_Fragmento de texto_:
^^^^

Por encima de la doctrina oficial, cada comunidad ha establecido un diálogo
personal con su patrono. Sus rasgos, sus vestidos, sus atributos, fueron poco a
poco reflejando las angustias y esperanzas de sus fieles, convirtiéndose en
espejos culturales. En el diario entrecruzar de sus miradas, unos y otros
terminaron por borrar las distancias de sus respectivas proveniencias.
(Millones 1997: 74-75).
Esto no implica la
consideración unilateral de que la religiosidad popular indígena actual sea
consecuencia de que éstos no fueron evangelizados correctamente, en el supuesto
de que si lo hubieran sido, no tendrían esas “desviaciones” en su forma de
vivir la religión cristiana. La religiosidad popular indígena no es escisión
del cristianismo producto de ignorancia o terquedades de los indios (como
generalmente prefieren verlo los clérigos), sino una expresión cultural
original que respondió –y lo sigue haciendo- a las necesidades sociales de las
comunidades que la viven. Es necesario que los intentos unilaterales de explicación
de estos fenómenos religiosos locales, ceda el paso a interpretaciones que
acepten la existencia social de estos grupos subalternos como entidades
culturales bien diferenciadas a pesar de los procesos de incorporación y
asimilación hegemónica.
Dicha religiosidad
indígena no es de generación espontánea, sino que responde a un proceso
histórico, donde indudablemente hubo una vivencia religiosa socialmente bien
estructurada y de antigua tradición en las comunidades prehispánicas, que chocó
fuertemente con los presupuestos de los españoles, fue sistemáticamente atacada
y socialmente desestructurada, pero que durante todo el período colonial fue
hábilmente reformulada, admitiendo selectivamente elementos de la nueva
religión traída por los europeos, muchas veces solo en forma pero no en
contenidos. Cabe aquí traer las palabras
de Báez-Jorge: “Decapitada la inteligencia mesoamericana, desmanteladas las
manifestaciones canónicas de las religiones autóctonas por el aparato represivo
eclesiástico-militar de la corona española, los cultos populares emergieron
como alternativa para la catequesis cristiana o como mediadores simbólicos que
en algunos casos, terminaron sintetizándose con las deidades católicas”. (Báez-Jorge
2000: 381).

^^^^

_Datos mostrados_:
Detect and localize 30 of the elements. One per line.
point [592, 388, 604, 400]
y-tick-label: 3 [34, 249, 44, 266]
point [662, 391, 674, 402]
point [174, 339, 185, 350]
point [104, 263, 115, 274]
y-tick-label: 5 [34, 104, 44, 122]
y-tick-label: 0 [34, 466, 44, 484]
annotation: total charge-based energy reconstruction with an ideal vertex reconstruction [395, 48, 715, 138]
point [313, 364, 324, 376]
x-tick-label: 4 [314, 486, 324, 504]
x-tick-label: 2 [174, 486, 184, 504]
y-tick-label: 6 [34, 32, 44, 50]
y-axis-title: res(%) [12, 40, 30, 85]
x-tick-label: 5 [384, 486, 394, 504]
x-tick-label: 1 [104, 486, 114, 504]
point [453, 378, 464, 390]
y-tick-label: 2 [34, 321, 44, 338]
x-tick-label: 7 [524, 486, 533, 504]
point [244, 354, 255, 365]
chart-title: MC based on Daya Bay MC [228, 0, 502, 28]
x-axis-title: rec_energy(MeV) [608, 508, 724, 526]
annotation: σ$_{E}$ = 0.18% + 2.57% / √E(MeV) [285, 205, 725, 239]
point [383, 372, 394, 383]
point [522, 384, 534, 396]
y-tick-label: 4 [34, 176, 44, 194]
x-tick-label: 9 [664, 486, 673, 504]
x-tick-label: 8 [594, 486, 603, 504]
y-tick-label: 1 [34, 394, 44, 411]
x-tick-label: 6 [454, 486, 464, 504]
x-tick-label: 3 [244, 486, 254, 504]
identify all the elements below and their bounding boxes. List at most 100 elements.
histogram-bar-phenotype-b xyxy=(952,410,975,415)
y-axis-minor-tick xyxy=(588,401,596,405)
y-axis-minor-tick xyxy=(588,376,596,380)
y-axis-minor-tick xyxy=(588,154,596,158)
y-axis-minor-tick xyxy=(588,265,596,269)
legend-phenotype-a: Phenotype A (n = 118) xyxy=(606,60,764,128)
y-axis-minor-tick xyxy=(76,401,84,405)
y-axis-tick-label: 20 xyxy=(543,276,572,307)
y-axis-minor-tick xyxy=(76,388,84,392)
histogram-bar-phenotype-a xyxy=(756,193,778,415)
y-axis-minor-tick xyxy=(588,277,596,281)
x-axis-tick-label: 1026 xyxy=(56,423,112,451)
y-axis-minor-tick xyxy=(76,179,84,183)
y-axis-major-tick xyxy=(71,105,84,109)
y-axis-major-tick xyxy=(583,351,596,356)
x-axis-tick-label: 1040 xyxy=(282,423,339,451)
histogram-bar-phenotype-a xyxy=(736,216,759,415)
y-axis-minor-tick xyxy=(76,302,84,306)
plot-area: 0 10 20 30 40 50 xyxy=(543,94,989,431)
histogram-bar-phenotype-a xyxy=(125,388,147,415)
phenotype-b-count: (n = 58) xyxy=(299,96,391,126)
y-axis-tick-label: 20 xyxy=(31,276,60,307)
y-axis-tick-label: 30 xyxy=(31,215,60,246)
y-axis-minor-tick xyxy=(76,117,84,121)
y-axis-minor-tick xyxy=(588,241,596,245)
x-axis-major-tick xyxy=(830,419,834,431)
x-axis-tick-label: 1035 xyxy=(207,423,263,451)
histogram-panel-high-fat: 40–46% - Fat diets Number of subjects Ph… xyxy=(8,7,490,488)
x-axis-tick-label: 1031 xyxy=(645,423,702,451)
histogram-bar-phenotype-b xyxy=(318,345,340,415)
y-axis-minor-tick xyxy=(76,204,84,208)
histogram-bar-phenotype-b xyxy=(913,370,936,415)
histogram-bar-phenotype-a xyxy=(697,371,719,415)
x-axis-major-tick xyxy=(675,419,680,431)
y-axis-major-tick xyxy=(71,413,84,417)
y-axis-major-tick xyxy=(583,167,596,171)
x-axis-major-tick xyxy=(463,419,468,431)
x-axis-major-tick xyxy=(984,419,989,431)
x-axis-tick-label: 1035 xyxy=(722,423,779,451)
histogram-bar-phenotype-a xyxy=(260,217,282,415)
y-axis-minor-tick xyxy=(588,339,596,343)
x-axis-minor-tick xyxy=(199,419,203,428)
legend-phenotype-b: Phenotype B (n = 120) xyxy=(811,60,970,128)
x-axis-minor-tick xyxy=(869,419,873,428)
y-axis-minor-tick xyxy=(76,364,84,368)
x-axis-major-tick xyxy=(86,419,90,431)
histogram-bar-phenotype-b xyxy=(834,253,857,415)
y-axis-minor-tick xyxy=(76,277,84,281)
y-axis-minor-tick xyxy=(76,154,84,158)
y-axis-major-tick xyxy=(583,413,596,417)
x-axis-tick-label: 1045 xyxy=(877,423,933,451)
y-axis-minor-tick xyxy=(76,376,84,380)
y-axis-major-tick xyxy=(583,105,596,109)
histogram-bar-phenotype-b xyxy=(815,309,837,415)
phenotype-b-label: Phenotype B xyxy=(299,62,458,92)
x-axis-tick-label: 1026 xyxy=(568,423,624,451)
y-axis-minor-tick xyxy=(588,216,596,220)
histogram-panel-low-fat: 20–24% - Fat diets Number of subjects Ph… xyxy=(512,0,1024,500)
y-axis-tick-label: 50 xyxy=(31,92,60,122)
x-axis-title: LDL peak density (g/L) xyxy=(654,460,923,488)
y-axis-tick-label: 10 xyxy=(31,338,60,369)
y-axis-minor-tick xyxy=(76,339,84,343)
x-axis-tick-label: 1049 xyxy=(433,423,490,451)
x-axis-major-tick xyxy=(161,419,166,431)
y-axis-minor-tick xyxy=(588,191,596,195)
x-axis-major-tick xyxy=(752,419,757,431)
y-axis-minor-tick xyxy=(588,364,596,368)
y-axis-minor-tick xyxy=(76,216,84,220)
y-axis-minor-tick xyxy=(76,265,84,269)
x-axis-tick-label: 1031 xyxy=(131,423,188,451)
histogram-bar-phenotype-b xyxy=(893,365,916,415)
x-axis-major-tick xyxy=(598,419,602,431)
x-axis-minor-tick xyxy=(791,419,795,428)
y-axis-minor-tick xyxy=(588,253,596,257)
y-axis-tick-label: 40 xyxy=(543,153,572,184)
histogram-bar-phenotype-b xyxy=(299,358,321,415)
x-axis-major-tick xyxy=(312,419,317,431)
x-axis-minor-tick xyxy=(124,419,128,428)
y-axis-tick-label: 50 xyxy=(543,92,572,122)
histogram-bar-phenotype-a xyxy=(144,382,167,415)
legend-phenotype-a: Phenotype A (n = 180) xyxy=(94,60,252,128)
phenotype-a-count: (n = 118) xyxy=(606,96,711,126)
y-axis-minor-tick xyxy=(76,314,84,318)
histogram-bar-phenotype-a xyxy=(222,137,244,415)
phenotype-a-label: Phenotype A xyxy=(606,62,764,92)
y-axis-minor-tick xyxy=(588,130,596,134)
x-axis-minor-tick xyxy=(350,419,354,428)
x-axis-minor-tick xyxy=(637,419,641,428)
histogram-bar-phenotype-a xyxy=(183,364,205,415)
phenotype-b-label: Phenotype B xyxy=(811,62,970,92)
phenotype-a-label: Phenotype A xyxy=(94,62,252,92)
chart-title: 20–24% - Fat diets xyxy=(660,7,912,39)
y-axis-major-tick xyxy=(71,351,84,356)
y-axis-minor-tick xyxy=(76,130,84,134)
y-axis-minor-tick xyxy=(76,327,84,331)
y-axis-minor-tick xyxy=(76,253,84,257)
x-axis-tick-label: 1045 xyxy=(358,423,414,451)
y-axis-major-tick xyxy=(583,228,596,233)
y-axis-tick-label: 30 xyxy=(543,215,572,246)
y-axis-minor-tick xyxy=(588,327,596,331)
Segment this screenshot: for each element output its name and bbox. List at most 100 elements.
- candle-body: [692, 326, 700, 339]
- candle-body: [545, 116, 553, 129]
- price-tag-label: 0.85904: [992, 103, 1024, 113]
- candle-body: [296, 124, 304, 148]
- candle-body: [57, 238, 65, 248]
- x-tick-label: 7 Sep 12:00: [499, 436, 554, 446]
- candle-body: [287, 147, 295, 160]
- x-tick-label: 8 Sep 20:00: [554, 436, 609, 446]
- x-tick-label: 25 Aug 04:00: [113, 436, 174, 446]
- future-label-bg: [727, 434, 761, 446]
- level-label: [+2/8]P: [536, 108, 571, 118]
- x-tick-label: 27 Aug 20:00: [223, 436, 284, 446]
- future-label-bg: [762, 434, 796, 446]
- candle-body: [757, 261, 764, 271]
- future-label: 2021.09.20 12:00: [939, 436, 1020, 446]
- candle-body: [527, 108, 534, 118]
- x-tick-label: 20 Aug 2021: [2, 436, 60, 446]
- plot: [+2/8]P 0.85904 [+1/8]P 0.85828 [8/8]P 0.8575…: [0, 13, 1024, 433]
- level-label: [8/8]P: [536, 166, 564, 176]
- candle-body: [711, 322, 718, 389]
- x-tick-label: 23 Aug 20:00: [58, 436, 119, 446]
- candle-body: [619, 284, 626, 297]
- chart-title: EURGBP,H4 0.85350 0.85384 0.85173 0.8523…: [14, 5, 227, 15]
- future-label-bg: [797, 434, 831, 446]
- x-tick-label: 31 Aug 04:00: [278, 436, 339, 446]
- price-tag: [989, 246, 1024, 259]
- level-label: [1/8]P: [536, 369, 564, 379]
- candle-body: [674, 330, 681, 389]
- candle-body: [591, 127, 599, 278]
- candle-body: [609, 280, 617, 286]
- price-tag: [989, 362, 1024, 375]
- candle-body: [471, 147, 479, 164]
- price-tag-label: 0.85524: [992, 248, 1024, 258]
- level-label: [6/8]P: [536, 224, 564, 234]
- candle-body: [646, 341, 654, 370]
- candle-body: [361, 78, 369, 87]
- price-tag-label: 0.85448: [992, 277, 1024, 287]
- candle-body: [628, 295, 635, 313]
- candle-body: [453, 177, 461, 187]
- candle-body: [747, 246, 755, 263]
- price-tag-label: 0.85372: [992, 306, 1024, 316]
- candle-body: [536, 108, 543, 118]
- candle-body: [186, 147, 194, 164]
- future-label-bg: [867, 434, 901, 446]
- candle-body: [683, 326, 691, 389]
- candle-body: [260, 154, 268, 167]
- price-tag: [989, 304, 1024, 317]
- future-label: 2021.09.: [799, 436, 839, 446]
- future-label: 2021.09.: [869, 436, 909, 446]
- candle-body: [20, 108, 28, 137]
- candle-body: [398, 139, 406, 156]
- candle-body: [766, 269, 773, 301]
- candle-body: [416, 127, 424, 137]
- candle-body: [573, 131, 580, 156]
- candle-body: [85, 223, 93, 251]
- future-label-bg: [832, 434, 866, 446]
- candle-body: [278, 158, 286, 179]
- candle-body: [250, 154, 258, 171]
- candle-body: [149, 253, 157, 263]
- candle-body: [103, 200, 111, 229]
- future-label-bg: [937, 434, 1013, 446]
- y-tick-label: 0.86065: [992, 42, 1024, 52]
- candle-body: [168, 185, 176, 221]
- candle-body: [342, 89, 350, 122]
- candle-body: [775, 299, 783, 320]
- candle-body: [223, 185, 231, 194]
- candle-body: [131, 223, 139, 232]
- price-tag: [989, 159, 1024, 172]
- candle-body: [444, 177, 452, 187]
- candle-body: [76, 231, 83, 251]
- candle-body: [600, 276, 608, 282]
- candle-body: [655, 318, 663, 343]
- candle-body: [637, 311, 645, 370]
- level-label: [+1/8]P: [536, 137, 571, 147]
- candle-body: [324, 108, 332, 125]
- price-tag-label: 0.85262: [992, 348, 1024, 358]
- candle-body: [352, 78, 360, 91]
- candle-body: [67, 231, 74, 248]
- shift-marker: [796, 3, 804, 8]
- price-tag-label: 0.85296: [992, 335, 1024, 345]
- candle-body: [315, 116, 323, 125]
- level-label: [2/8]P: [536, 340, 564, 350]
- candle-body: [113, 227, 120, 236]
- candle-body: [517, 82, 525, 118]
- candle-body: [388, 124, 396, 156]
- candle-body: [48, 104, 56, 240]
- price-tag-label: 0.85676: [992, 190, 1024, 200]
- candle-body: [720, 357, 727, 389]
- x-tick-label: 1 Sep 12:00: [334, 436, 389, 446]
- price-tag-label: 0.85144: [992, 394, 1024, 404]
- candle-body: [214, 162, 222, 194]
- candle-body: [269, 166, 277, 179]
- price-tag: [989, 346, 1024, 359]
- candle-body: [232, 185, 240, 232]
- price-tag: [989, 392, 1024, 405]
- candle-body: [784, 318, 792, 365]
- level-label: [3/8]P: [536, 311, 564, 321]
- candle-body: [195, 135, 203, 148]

^^^^

_Consigna de trabajo_: Reescribe el fragmento sobre la religiosidad indígena entre "Por encima de" y "sus respectivas proveniencias.", ambos incluidos, y cambia "patrono" por "protector". El listado no guarda ninguna relación con el fragmento sobre la religiosidad indígena.

_Respuesta escrita_:
Por encima de la doctrina oficial, cada comunidad ha establecido un diálogo
personal con su protector. Sus rasgos, sus vestidos, sus atributos, fueron poco a
poco reflejando las angustias y esperanzas de sus fieles, convirtiéndose en
espejos culturales. En el diario entrecruzar de sus miradas, unos y otros
terminaron por borrar las distancias de sus respectivas proveniencias.